***** DATA
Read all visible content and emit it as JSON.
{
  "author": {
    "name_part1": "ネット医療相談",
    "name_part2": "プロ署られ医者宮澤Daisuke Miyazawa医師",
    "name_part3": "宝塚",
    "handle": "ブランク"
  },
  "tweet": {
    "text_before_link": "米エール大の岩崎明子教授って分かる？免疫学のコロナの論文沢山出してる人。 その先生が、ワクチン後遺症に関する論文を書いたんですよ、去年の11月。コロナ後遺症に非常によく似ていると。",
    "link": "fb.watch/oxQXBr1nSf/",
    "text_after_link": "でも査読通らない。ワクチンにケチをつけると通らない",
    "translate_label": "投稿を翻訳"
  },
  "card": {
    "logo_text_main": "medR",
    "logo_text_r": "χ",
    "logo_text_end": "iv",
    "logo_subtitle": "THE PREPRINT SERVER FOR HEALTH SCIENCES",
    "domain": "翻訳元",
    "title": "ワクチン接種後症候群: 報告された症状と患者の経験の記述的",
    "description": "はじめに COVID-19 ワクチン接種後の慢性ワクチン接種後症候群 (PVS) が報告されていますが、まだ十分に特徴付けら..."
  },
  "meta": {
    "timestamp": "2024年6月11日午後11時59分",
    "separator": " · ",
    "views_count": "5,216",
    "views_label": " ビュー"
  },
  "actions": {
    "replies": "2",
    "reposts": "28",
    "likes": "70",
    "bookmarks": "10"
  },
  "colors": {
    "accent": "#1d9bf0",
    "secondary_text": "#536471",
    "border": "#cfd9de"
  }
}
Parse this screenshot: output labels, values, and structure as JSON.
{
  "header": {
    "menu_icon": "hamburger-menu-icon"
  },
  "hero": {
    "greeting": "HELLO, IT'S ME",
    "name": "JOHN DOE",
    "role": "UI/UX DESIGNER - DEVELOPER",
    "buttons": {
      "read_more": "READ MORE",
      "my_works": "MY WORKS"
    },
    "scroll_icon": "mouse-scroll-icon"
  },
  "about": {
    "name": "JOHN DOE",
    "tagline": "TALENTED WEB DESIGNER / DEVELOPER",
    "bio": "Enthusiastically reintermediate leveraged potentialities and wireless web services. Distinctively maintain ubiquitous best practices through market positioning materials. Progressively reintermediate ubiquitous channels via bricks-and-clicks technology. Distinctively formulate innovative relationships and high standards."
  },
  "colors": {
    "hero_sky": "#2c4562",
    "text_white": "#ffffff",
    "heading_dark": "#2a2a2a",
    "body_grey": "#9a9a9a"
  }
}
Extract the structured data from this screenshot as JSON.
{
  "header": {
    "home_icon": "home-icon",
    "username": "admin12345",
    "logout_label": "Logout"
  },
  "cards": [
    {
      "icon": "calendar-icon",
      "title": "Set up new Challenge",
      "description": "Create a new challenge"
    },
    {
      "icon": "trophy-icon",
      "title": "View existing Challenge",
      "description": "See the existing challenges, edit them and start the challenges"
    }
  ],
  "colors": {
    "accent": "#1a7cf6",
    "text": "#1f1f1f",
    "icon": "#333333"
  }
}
**********
* _PROBLEM_
Find the line that contains "Extract the structured" in the listing above. Retype it and every line after it up to the last, exactly, and nothing else.

* _ANSWER TO THIS TASK_
Extract the structured data from this screenshot as JSON.
{
  "header": {
    "home_icon": "home-icon",
    "username": "admin12345",
    "logout_label": "Logout"
  },
  "cards": [
    {
      "icon": "calendar-icon",
      "title": "Set up new Challenge",
      "description": "Create a new challenge"
    },
    {
      "icon": "trophy-icon",
      "title": "View existing Challenge",
      "description": "See the existing challenges, edit them and start the challenges"
    }
  ],
  "colors": {
    "accent": "#1a7cf6",
    "text": "#1f1f1f",
    "icon": "#333333"
  }
}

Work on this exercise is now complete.